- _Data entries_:

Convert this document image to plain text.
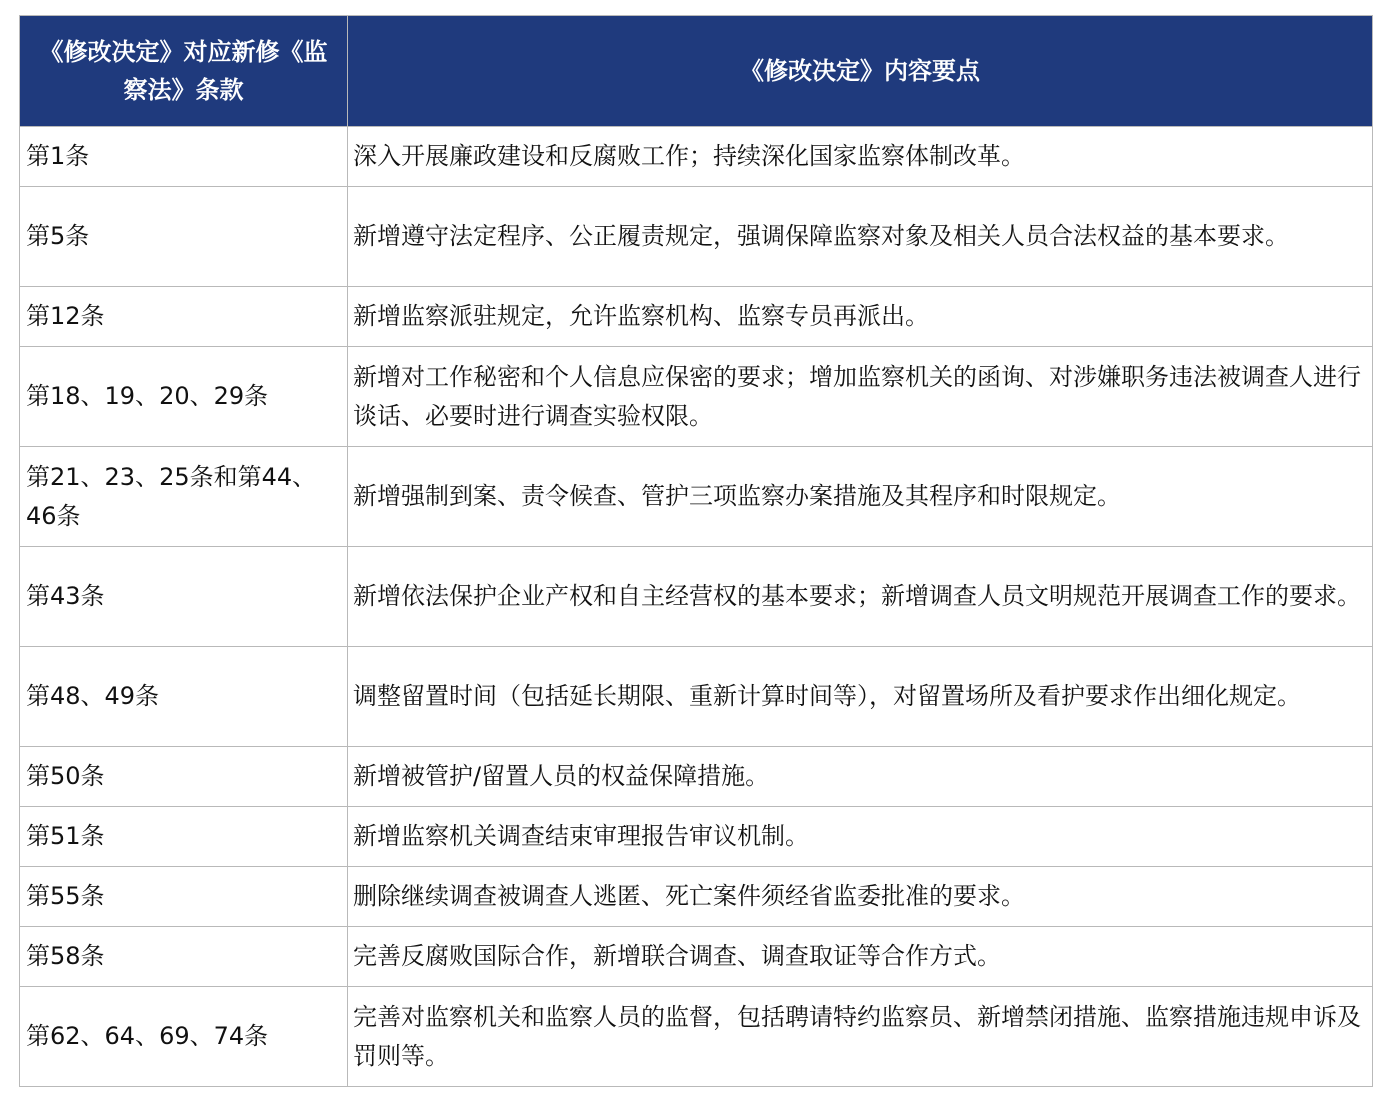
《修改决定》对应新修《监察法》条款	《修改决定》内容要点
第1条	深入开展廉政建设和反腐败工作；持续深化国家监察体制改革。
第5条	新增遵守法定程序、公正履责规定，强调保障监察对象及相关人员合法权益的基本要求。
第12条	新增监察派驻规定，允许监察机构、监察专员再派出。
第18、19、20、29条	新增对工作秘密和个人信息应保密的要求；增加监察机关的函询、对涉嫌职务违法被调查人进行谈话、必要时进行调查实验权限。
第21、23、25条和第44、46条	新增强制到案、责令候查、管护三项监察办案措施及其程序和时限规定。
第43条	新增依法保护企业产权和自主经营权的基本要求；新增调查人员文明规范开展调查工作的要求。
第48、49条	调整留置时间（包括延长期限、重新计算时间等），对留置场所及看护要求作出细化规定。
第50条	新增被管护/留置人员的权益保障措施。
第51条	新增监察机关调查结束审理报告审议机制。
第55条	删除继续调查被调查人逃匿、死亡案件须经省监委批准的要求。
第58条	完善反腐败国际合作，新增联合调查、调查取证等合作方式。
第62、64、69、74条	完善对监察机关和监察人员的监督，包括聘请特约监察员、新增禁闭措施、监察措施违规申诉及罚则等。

- _What to work on_: Quote the data above in full, leaving out the pictures it holds.

- _Full output_:
Convert this document image to plain text.
《修改决定》对应新修《监察法》条款	《修改决定》内容要点
第1条	深入开展廉政建设和反腐败工作；持续深化国家监察体制改革。
第5条	新增遵守法定程序、公正履责规定，强调保障监察对象及相关人员合法权益的基本要求。
第12条	新增监察派驻规定，允许监察机构、监察专员再派出。
第18、19、20、29条	新增对工作秘密和个人信息应保密的要求；增加监察机关的函询、对涉嫌职务违法被调查人进行谈话、必要时进行调查实验权限。
第21、23、25条和第44、46条	新增强制到案、责令候查、管护三项监察办案措施及其程序和时限规定。
第43条	新增依法保护企业产权和自主经营权的基本要求；新增调查人员文明规范开展调查工作的要求。
第48、49条	调整留置时间（包括延长期限、重新计算时间等），对留置场所及看护要求作出细化规定。
第50条	新增被管护/留置人员的权益保障措施。
第51条	新增监察机关调查结束审理报告审议机制。
第55条	删除继续调查被调查人逃匿、死亡案件须经省监委批准的要求。
第58条	完善反腐败国际合作，新增联合调查、调查取证等合作方式。
第62、64、69、74条	完善对监察机关和监察人员的监督，包括聘请特约监察员、新增禁闭措施、监察措施违规申诉及罚则等。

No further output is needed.